_Required task_. Copy out all the entries word for word.

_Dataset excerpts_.
···
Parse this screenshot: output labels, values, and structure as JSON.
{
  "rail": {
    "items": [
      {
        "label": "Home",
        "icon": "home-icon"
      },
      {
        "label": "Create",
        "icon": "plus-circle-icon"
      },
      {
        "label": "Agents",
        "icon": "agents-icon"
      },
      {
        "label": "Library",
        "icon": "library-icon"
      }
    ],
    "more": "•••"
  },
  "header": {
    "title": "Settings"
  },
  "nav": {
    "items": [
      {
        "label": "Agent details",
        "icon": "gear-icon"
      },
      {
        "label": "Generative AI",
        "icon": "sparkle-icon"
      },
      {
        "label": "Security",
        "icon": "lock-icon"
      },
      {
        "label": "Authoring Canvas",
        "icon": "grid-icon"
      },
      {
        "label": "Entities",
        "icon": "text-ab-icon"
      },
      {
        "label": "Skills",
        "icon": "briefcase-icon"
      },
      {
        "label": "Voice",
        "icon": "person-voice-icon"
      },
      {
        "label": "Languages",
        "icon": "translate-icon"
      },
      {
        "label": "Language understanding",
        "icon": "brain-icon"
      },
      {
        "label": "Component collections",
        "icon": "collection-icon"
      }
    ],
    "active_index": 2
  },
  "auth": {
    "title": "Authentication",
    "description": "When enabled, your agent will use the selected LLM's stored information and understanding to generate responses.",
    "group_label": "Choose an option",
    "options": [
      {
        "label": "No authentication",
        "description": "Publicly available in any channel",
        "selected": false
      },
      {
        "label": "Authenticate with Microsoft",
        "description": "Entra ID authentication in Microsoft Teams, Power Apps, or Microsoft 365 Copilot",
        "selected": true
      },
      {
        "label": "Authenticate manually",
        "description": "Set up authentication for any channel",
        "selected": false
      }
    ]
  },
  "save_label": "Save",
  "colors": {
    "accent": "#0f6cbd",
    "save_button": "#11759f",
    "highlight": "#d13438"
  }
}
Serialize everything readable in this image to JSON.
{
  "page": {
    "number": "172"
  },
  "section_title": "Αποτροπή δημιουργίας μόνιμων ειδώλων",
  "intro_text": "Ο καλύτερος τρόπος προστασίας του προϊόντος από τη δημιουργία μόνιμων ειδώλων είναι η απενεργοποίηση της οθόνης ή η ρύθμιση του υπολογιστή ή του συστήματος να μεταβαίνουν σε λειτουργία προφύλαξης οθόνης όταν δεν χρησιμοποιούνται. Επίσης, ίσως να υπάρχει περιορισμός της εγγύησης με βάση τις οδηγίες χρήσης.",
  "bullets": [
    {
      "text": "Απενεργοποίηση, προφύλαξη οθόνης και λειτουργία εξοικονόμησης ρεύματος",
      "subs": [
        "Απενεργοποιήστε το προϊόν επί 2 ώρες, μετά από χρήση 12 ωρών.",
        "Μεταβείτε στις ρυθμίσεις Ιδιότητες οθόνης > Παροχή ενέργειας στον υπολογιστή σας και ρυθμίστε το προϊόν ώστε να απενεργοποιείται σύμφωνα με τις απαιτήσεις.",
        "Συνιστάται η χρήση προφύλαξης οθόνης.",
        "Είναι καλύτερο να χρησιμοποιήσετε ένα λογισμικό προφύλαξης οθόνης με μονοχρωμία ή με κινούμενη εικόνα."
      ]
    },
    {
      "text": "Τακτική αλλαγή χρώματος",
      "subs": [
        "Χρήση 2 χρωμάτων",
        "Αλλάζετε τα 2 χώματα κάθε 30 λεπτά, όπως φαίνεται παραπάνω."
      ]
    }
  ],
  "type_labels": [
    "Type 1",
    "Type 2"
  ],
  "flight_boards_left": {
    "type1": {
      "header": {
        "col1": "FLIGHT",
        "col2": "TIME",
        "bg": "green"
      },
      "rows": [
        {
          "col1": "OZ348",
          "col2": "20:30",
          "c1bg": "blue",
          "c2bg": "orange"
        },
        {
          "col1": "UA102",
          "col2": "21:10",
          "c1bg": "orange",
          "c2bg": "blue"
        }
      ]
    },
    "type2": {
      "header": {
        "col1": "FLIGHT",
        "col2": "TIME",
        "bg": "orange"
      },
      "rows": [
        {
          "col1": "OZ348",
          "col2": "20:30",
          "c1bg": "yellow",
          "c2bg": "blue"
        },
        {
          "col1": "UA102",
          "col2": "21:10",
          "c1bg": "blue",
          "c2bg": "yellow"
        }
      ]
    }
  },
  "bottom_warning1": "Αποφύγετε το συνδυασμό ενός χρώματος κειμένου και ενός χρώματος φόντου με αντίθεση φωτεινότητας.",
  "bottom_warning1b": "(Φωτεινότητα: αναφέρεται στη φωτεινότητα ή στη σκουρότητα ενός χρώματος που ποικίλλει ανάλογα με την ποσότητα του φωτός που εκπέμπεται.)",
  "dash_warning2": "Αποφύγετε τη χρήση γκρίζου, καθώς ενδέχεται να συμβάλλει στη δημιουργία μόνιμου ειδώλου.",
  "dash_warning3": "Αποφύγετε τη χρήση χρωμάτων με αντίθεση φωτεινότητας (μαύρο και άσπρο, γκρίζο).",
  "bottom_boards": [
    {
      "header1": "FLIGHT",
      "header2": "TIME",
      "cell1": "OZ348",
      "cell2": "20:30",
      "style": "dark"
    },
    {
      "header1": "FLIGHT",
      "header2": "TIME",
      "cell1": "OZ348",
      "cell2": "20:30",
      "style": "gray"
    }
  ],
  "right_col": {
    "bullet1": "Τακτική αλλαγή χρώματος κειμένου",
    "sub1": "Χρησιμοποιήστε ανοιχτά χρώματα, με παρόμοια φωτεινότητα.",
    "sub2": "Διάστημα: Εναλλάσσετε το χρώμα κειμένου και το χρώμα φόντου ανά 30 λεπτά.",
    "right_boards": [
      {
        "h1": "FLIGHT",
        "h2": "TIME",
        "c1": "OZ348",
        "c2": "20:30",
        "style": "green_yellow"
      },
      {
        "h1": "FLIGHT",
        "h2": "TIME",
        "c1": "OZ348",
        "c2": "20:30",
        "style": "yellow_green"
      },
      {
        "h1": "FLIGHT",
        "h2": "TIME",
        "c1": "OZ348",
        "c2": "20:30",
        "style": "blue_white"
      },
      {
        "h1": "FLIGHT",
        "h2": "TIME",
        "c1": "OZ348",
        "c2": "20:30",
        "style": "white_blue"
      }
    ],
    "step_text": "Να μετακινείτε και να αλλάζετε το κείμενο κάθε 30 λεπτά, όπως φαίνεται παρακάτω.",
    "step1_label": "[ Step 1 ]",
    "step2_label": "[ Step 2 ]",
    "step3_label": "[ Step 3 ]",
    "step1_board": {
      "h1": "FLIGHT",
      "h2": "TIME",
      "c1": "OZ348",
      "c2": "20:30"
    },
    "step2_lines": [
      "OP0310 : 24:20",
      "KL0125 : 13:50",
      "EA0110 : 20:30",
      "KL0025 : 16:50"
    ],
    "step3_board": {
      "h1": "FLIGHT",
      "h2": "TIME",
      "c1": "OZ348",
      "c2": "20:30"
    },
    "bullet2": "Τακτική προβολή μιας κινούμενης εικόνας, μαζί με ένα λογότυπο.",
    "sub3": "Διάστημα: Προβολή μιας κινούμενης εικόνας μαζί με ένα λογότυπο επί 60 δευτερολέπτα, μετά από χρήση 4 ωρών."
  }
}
···
_The solution_.
Parse this screenshot: output labels, values, and structure as JSON.
{
  "rail": {
    "items": [
      {
        "label": "Home",
        "icon": "home-icon"
      },
      {
        "label": "Create",
        "icon": "plus-circle-icon"
      },
      {
        "label": "Agents",
        "icon": "agents-icon"
      },
      {
        "label": "Library",
        "icon": "library-icon"
      }
    ],
    "more": "•••"
  },
  "header": {
    "title": "Settings"
  },
  "nav": {
    "items": [
      {
        "label": "Agent details",
        "icon": "gear-icon"
      },
      {
        "label": "Generative AI",
        "icon": "sparkle-icon"
      },
      {
        "label": "Security",
        "icon": "lock-icon"
      },
      {
        "label": "Authoring Canvas",
        "icon": "grid-icon"
      },
      {
        "label": "Entities",
        "icon": "text-ab-icon"
      },
      {
        "label": "Skills",
        "icon": "briefcase-icon"
      },
      {
        "label": "Voice",
        "icon": "person-voice-icon"
      },
      {
        "label": "Languages",
        "icon": "translate-icon"
      },
      {
        "label": "Language understanding",
        "icon": "brain-icon"
      },
      {
        "label": "Component collections",
        "icon": "collection-icon"
      }
    ],
    "active_index": 2
  },
  "auth": {
    "title": "Authentication",
    "description": "When enabled, your agent will use the selected LLM's stored information and understanding to generate responses.",
    "group_label": "Choose an option",
    "options": [
      {
        "label": "No authentication",
        "description": "Publicly available in any channel",
        "selected": false
      },
      {
        "label": "Authenticate with Microsoft",
        "description": "Entra ID authentication in Microsoft Teams, Power Apps, or Microsoft 365 Copilot",
        "selected": true
      },
      {
        "label": "Authenticate manually",
        "description": "Set up authentication for any channel",
        "selected": false
      }
    ]
  },
  "save_label": "Save",
  "colors": {
    "accent": "#0f6cbd",
    "save_button": "#11759f",
    "highlight": "#d13438"
  }
}
Serialize everything readable in this image to JSON.
{
  "page": {
    "number": "172"
  },
  "section_title": "Αποτροπή δημιουργίας μόνιμων ειδώλων",
  "intro_text": "Ο καλύτερος τρόπος προστασίας του προϊόντος από τη δημιουργία μόνιμων ειδώλων είναι η απενεργοποίηση της οθόνης ή η ρύθμιση του υπολογιστή ή του συστήματος να μεταβαίνουν σε λειτουργία προφύλαξης οθόνης όταν δεν χρησιμοποιούνται. Επίσης, ίσως να υπάρχει περιορισμός της εγγύησης με βάση τις οδηγίες χρήσης.",
  "bullets": [
    {
      "text": "Απενεργοποίηση, προφύλαξη οθόνης και λειτουργία εξοικονόμησης ρεύματος",
      "subs": [
        "Απενεργοποιήστε το προϊόν επί 2 ώρες, μετά από χρήση 12 ωρών.",
        "Μεταβείτε στις ρυθμίσεις Ιδιότητες οθόνης > Παροχή ενέργειας στον υπολογιστή σας και ρυθμίστε το προϊόν ώστε να απενεργοποιείται σύμφωνα με τις απαιτήσεις.",
        "Συνιστάται η χρήση προφύλαξης οθόνης.",
        "Είναι καλύτερο να χρησιμοποιήσετε ένα λογισμικό προφύλαξης οθόνης με μονοχρωμία ή με κινούμενη εικόνα."
      ]
    },
    {
      "text": "Τακτική αλλαγή χρώματος",
      "subs": [
        "Χρήση 2 χρωμάτων",
        "Αλλάζετε τα 2 χώματα κάθε 30 λεπτά, όπως φαίνεται παραπάνω."
      ]
    }
  ],
  "type_labels": [
    "Type 1",
    "Type 2"
  ],
  "flight_boards_left": {
    "type1": {
      "header": {
        "col1": "FLIGHT",
        "col2": "TIME",
        "bg": "green"
      },
      "rows": [
        {
          "col1": "OZ348",
          "col2": "20:30",
          "c1bg": "blue",
          "c2bg": "orange"
        },
        {
          "col1": "UA102",
          "col2": "21:10",
          "c1bg": "orange",
          "c2bg": "blue"
        }
      ]
    },
    "type2": {
      "header": {
        "col1": "FLIGHT",
        "col2": "TIME",
        "bg": "orange"
      },
      "rows": [
        {
          "col1": "OZ348",
          "col2": "20:30",
          "c1bg": "yellow",
          "c2bg": "blue"
        },
        {
          "col1": "UA102",
          "col2": "21:10",
          "c1bg": "blue",
          "c2bg": "yellow"
        }
      ]
    }
  },
  "bottom_warning1": "Αποφύγετε το συνδυασμό ενός χρώματος κειμένου και ενός χρώματος φόντου με αντίθεση φωτεινότητας.",
  "bottom_warning1b": "(Φωτεινότητα: αναφέρεται στη φωτεινότητα ή στη σκουρότητα ενός χρώματος που ποικίλλει ανάλογα με την ποσότητα του φωτός που εκπέμπεται.)",
  "dash_warning2": "Αποφύγετε τη χρήση γκρίζου, καθώς ενδέχεται να συμβάλλει στη δημιουργία μόνιμου ειδώλου.",
  "dash_warning3": "Αποφύγετε τη χρήση χρωμάτων με αντίθεση φωτεινότητας (μαύρο και άσπρο, γκρίζο).",
  "bottom_boards": [
    {
      "header1": "FLIGHT",
      "header2": "TIME",
      "cell1": "OZ348",
      "cell2": "20:30",
      "style": "dark"
    },
    {
      "header1": "FLIGHT",
      "header2": "TIME",
      "cell1": "OZ348",
      "cell2": "20:30",
      "style": "gray"
    }
  ],
  "right_col": {
    "bullet1": "Τακτική αλλαγή χρώματος κειμένου",
    "sub1": "Χρησιμοποιήστε ανοιχτά χρώματα, με παρόμοια φωτεινότητα.",
    "sub2": "Διάστημα: Εναλλάσσετε το χρώμα κειμένου και το χρώμα φόντου ανά 30 λεπτά.",
    "right_boards": [
      {
        "h1": "FLIGHT",
        "h2": "TIME",
        "c1": "OZ348",
        "c2": "20:30",
        "style": "green_yellow"
      },
      {
        "h1": "FLIGHT",
        "h2": "TIME",
        "c1": "OZ348",
        "c2": "20:30",
        "style": "yellow_green"
      },
      {
        "h1": "FLIGHT",
        "h2": "TIME",
        "c1": "OZ348",
        "c2": "20:30",
        "style": "blue_white"
      },
      {
        "h1": "FLIGHT",
        "h2": "TIME",
        "c1": "OZ348",
        "c2": "20:30",
        "style": "white_blue"
      }
    ],
    "step_text": "Να μετακινείτε και να αλλάζετε το κείμενο κάθε 30 λεπτά, όπως φαίνεται παρακάτω.",
    "step1_label": "[ Step 1 ]",
    "step2_label": "[ Step 2 ]",
    "step3_label": "[ Step 3 ]",
    "step1_board": {
      "h1": "FLIGHT",
      "h2": "TIME",
      "c1": "OZ348",
      "c2": "20:30"
    },
    "step2_lines": [
      "OP0310 : 24:20",
      "KL0125 : 13:50",
      "EA0110 : 20:30",
      "KL0025 : 16:50"
    ],
    "step3_board": {
      "h1": "FLIGHT",
      "h2": "TIME",
      "c1": "OZ348",
      "c2": "20:30"
    },
    "bullet2": "Τακτική προβολή μιας κινούμενης εικόνας, μαζί με ένα λογότυπο.",
    "sub3": "Διάστημα: Προβολή μιας κινούμενης εικόνας μαζί με ένα λογότυπο επί 60 δευτερολέπτα, μετά από χρήση 4 ωρών."
  }
}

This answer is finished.